** EXERCISE **
Give the number of lines in the records below that include "계획이다", and nothing more.

** ENTRIES PROVIDED **
"""

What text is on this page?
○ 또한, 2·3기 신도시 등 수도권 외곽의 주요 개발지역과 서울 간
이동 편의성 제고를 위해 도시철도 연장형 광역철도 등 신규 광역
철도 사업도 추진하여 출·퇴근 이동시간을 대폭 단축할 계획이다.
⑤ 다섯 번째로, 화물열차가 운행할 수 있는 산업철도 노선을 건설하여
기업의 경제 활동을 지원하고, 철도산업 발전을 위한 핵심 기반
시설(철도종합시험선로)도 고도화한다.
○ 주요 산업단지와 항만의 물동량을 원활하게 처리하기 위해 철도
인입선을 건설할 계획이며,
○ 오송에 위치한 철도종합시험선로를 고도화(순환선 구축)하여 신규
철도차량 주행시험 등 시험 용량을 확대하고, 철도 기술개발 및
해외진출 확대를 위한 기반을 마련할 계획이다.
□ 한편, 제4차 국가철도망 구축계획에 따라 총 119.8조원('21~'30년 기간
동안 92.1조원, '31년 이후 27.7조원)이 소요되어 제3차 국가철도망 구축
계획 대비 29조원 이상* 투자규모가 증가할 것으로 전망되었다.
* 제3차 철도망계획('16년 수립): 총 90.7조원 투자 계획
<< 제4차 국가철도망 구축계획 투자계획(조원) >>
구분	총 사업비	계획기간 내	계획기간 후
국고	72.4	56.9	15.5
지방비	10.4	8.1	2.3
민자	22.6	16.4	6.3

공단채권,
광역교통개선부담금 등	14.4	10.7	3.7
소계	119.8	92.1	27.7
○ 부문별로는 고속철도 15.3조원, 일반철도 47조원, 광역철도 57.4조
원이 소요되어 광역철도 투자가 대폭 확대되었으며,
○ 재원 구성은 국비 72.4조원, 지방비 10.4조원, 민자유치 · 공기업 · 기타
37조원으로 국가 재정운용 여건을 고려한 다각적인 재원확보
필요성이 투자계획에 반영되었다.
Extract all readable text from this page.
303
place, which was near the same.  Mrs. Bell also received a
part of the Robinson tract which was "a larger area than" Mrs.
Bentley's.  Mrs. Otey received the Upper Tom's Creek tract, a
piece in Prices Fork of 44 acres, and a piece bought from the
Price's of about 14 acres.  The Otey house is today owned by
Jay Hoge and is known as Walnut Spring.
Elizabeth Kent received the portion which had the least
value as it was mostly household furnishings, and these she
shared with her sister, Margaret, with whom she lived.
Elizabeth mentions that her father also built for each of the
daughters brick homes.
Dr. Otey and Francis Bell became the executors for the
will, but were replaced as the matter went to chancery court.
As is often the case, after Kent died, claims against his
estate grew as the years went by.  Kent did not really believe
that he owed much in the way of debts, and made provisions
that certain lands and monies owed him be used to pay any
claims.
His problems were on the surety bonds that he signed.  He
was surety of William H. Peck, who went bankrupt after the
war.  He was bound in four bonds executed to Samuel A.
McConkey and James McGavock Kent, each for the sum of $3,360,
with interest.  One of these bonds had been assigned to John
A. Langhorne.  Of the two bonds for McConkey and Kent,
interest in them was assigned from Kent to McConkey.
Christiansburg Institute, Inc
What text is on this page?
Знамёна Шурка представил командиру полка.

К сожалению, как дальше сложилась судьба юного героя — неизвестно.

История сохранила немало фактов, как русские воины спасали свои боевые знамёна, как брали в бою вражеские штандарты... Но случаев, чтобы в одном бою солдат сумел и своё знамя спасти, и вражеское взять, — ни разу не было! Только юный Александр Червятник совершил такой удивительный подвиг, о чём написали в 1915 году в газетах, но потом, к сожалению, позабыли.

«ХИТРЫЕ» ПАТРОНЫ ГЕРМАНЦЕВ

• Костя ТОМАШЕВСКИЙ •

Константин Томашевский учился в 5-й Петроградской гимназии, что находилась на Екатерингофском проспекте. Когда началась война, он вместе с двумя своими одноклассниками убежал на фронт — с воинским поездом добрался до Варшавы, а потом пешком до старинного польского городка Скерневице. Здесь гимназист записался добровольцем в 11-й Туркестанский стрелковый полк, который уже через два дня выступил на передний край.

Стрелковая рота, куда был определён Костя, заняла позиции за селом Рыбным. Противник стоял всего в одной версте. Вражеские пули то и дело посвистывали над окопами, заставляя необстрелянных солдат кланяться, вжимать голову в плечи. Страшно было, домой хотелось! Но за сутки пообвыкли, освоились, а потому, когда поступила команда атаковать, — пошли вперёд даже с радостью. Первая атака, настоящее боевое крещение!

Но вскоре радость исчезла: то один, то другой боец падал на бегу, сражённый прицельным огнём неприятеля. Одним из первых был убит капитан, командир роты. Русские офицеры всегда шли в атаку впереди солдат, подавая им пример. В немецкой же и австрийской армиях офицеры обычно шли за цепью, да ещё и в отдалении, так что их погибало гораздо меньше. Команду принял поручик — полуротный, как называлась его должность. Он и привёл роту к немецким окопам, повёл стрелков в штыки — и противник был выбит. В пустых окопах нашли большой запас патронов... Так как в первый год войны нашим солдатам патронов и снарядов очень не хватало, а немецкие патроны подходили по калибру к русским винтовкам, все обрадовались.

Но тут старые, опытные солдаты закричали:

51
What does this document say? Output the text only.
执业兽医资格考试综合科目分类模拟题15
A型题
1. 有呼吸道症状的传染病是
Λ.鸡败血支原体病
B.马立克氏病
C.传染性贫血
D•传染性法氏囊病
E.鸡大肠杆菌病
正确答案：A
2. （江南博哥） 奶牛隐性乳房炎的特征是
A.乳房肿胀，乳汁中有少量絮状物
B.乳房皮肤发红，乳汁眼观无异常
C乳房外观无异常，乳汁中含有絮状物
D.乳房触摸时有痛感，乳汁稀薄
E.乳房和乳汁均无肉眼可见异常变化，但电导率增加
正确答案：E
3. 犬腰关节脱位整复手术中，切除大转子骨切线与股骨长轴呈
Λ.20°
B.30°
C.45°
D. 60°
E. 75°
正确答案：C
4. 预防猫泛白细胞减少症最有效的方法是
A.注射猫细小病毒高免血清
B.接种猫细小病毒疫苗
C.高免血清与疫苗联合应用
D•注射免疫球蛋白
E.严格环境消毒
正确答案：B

"""

** SOLVED PROBLEM **
2